Challenge — Report every line in the listing that contains the string "proportion".

— START Data shown —

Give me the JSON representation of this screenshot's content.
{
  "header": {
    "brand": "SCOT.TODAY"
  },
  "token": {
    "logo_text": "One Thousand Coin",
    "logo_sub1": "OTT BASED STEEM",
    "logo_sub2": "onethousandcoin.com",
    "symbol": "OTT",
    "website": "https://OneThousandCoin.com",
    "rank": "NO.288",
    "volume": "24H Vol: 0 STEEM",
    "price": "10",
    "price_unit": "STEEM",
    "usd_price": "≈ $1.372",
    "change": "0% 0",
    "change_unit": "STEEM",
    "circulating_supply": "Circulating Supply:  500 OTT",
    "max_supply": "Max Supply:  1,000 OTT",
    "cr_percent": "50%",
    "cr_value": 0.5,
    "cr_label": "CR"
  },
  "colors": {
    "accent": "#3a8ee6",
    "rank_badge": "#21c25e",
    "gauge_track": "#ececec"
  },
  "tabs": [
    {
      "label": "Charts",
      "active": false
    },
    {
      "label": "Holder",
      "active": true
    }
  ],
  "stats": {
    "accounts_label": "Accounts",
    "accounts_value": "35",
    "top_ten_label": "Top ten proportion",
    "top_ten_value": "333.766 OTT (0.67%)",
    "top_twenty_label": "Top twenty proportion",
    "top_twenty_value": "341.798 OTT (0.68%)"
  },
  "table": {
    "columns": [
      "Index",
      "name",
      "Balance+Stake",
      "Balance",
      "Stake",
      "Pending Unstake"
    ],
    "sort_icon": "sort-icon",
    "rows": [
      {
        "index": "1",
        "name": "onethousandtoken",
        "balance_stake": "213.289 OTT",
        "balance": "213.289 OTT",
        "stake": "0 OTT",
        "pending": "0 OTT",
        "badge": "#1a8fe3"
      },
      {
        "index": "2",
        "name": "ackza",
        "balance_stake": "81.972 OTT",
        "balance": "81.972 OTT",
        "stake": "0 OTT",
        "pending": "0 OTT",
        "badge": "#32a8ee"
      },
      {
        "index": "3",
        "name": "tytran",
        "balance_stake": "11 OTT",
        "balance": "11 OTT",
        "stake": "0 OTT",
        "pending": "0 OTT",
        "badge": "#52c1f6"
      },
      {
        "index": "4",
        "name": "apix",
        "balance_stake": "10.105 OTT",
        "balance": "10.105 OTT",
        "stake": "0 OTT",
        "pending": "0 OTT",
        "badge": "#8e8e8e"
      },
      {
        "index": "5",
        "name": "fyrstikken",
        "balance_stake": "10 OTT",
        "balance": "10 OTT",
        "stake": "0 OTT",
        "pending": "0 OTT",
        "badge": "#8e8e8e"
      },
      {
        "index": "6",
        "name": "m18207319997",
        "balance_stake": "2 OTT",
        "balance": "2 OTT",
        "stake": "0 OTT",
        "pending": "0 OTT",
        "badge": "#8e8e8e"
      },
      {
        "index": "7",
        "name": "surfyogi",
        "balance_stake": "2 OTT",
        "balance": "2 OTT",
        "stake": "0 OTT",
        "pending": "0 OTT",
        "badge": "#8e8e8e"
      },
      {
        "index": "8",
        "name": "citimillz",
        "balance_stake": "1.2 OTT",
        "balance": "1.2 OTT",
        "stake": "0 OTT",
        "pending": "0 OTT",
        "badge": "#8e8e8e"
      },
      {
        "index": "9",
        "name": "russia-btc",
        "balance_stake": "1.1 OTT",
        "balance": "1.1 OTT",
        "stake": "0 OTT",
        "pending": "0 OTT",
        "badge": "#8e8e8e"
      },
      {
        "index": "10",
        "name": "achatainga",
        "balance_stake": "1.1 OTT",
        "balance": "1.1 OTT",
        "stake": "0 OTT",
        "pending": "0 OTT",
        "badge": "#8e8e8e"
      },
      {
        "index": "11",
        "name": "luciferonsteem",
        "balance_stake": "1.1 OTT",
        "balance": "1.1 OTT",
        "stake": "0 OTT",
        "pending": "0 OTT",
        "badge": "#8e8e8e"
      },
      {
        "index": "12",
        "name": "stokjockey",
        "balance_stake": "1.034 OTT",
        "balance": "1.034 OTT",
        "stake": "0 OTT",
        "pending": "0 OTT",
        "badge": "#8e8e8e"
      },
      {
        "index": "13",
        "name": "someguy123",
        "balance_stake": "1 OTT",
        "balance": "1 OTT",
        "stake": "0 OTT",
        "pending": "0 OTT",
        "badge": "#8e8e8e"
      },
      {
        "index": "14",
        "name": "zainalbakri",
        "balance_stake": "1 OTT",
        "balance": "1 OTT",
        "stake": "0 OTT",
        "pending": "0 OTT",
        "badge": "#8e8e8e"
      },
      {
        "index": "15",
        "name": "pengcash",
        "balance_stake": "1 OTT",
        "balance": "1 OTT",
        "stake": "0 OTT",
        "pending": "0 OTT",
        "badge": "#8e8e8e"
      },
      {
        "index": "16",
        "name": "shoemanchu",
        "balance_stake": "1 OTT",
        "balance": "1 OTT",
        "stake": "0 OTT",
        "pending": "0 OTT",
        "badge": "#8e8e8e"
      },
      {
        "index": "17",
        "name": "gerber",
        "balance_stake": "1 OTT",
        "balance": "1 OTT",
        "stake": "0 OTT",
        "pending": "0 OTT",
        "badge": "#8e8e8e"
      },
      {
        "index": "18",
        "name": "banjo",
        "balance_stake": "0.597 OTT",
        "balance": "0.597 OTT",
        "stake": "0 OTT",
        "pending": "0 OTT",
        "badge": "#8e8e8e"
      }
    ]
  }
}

— END Data shown —

Completed task —
    "top_ten_label": "Top ten proportion",
    "top_twenty_label": "Top twenty proportion",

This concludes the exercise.